Records:
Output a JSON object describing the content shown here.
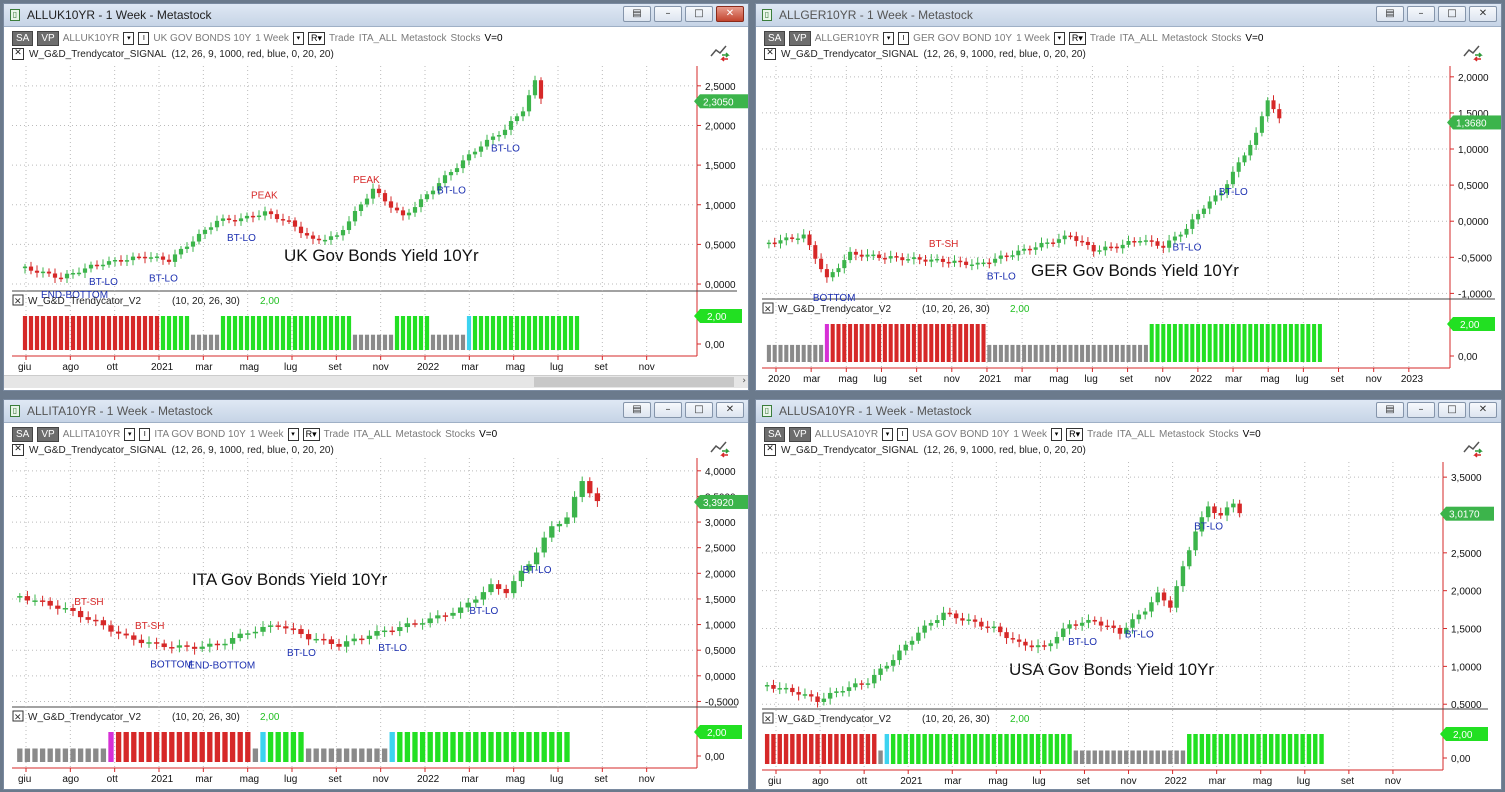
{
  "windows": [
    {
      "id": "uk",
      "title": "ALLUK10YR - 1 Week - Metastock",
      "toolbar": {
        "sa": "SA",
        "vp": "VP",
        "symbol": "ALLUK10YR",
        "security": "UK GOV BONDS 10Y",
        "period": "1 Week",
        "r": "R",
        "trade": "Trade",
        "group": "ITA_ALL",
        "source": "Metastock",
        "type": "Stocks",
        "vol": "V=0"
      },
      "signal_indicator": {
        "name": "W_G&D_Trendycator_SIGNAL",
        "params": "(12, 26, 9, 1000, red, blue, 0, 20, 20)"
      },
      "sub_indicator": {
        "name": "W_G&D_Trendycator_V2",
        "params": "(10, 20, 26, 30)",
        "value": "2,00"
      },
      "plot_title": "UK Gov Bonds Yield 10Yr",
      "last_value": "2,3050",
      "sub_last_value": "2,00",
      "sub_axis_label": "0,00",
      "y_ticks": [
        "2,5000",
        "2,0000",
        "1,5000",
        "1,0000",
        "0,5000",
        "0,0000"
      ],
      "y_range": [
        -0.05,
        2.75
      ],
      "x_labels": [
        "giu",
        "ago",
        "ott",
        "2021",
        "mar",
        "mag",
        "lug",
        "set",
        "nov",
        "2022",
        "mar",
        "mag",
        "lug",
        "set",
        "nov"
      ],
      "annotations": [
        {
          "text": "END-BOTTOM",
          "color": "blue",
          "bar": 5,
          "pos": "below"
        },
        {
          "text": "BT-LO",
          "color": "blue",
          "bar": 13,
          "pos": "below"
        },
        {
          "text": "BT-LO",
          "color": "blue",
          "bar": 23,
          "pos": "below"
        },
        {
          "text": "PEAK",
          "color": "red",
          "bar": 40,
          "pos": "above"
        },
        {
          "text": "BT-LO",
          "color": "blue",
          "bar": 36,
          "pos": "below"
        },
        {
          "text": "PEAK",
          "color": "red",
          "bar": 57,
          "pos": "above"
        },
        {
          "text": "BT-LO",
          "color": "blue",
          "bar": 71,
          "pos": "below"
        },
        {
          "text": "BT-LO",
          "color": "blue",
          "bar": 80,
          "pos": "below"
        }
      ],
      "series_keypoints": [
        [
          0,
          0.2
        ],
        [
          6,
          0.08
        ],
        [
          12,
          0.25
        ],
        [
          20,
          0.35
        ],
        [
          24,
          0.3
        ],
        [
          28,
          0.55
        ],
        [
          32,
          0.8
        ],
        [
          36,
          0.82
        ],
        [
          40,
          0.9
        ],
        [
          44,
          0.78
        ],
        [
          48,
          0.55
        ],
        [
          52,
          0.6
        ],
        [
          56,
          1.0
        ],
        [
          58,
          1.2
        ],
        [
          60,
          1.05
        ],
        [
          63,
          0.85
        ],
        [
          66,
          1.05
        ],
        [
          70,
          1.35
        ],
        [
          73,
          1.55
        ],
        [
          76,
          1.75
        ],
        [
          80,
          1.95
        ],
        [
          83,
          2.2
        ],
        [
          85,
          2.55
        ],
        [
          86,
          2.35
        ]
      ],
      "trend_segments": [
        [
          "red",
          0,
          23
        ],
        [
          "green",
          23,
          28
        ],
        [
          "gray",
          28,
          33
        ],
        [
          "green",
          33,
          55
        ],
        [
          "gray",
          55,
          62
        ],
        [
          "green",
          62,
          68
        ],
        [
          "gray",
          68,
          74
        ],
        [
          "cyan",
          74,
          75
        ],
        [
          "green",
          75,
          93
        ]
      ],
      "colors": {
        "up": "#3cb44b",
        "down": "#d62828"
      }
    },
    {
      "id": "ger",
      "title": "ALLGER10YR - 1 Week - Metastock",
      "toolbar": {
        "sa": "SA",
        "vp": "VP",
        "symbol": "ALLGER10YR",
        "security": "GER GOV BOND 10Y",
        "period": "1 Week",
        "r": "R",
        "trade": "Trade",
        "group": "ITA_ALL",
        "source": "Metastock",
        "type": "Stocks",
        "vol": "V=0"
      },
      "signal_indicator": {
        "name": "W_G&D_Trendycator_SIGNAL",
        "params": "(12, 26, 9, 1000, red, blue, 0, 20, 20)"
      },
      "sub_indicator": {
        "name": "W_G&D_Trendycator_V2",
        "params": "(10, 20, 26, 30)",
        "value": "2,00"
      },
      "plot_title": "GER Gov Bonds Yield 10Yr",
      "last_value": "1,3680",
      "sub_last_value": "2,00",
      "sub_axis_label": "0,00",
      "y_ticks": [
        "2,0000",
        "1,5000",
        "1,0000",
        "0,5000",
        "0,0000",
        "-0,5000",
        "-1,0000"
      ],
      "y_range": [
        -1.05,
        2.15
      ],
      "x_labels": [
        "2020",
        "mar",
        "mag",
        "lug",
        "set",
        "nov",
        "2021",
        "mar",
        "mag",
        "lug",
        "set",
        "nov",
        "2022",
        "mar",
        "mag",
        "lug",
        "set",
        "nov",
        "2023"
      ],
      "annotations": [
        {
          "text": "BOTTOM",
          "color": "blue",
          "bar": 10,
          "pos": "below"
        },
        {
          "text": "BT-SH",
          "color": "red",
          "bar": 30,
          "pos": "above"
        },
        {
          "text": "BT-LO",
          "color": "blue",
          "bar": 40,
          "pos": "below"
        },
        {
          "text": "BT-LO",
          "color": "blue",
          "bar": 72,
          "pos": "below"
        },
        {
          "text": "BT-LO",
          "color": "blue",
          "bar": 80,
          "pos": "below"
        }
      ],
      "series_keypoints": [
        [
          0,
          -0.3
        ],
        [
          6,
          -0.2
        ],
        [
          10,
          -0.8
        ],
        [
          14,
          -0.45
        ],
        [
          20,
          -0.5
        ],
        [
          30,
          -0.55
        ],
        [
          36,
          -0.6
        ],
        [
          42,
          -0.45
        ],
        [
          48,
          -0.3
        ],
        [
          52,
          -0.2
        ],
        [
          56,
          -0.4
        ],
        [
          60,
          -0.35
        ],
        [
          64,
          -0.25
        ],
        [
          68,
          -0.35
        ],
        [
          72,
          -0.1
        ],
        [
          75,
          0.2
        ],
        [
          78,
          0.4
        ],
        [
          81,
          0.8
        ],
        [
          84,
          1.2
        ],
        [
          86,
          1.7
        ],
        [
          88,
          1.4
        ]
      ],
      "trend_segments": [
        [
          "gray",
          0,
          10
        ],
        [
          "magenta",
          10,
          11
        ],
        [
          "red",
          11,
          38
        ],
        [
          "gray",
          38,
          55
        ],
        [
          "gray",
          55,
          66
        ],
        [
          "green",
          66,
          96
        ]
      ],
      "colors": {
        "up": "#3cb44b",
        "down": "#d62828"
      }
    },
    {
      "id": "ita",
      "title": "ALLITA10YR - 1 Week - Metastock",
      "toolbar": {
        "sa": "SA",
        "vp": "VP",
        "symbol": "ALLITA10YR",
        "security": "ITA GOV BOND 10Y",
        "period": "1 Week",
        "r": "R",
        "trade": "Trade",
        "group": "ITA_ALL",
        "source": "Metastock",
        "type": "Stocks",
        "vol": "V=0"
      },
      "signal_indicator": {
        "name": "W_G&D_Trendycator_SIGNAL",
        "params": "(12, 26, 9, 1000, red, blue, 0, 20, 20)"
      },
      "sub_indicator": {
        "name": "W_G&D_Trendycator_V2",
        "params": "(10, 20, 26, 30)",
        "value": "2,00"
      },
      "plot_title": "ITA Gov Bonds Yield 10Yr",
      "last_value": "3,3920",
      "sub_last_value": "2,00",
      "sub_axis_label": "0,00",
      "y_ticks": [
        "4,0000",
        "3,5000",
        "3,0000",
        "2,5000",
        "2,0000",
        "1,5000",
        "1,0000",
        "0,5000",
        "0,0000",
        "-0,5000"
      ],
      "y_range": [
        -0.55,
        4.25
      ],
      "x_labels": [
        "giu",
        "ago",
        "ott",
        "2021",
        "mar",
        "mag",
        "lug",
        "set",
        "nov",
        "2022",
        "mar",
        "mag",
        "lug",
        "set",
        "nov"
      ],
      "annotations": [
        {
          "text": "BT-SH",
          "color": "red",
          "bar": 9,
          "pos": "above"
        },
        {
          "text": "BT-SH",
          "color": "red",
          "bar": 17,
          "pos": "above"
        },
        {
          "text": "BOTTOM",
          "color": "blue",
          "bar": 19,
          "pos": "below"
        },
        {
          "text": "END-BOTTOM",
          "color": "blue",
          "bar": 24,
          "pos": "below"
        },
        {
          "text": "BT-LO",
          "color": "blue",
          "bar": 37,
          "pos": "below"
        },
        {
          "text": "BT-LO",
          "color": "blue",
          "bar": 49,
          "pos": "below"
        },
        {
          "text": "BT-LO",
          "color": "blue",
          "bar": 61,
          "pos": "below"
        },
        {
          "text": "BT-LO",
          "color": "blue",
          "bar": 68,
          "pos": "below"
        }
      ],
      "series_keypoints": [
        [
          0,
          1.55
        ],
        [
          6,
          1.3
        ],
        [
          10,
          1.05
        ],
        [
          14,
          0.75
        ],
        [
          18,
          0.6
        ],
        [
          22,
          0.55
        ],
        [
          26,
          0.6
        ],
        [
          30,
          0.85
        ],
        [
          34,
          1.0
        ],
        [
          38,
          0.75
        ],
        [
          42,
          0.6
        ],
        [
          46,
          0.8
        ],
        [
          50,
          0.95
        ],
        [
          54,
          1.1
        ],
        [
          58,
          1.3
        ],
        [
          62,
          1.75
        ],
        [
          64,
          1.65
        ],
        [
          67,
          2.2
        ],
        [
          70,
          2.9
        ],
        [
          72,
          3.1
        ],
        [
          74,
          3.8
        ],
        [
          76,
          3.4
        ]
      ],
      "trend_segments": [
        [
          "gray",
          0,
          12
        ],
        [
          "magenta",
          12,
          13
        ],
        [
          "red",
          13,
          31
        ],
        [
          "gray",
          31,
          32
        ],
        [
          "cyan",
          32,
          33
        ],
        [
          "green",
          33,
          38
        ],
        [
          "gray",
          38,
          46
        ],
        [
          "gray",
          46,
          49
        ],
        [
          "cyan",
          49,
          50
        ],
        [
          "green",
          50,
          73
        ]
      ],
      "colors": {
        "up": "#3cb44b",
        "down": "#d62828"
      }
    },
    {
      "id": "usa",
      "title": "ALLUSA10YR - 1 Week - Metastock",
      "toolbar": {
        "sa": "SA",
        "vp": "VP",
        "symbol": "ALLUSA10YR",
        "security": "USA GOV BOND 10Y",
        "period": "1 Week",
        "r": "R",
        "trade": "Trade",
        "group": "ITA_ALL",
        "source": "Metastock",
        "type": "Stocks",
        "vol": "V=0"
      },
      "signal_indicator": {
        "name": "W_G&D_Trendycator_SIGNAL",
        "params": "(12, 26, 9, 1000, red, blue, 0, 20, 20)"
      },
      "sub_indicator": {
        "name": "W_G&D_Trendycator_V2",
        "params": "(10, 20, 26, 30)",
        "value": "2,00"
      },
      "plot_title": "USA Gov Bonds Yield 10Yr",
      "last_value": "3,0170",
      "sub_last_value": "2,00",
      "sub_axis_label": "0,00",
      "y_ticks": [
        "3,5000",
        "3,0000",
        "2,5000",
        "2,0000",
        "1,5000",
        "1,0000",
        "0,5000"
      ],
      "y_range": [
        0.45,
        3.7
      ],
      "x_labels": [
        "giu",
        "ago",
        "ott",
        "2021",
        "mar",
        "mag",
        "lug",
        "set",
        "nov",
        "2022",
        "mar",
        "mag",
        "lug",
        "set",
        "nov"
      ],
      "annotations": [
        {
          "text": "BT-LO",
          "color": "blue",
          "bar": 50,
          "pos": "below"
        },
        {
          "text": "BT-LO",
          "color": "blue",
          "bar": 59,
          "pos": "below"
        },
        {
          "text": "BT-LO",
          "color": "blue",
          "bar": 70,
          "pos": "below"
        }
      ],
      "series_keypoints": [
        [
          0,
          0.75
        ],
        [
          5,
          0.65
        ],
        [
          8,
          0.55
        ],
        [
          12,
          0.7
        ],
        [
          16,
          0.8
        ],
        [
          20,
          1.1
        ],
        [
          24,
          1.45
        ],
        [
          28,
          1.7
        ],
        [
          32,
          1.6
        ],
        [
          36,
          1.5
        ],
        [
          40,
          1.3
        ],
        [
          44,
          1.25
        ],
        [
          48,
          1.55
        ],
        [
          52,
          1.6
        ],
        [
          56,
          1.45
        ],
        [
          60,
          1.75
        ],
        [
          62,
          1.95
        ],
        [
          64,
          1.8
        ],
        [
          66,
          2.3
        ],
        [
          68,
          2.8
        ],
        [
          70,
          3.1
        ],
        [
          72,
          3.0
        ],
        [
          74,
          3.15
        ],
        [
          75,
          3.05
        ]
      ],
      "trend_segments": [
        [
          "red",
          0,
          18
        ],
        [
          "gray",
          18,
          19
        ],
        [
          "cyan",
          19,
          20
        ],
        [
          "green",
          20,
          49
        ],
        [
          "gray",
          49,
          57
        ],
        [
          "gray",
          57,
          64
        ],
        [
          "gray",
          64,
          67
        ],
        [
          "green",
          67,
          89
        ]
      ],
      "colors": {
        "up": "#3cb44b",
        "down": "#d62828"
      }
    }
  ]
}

...

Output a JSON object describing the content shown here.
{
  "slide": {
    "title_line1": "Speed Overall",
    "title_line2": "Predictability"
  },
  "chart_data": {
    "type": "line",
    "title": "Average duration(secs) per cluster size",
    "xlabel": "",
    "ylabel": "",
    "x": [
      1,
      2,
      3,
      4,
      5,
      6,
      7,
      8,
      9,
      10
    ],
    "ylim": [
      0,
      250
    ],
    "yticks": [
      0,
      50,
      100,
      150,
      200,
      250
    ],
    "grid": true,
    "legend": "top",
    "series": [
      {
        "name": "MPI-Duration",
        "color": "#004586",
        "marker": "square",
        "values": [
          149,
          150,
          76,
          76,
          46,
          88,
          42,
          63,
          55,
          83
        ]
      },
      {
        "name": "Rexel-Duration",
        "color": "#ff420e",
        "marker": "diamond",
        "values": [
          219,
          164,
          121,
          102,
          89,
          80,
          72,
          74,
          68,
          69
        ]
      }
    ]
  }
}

* * *

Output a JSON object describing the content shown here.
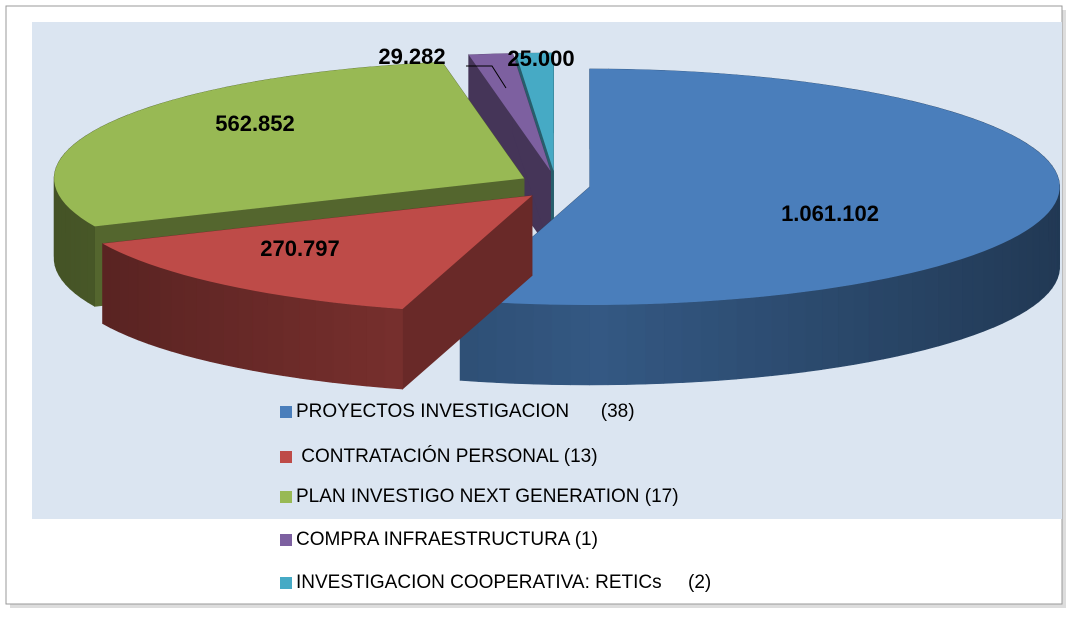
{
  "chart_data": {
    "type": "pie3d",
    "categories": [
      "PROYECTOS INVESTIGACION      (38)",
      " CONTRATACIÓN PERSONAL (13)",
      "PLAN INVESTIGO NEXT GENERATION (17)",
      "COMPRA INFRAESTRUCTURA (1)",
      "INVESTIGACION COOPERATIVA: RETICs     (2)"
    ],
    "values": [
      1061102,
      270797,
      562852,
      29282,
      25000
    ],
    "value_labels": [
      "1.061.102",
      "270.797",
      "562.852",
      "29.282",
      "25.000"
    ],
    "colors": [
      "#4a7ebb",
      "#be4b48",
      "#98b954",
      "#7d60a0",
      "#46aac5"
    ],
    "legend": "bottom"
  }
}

Challenge: Pick out and copy the lines of the entries that hold the string "symbol".

Exercise solution:
        "symbol": "ALLUK10YR",
        "symbol": "ALLGER10YR",
        "symbol": "ALLITA10YR",
        "symbol": "ALLUSA10YR",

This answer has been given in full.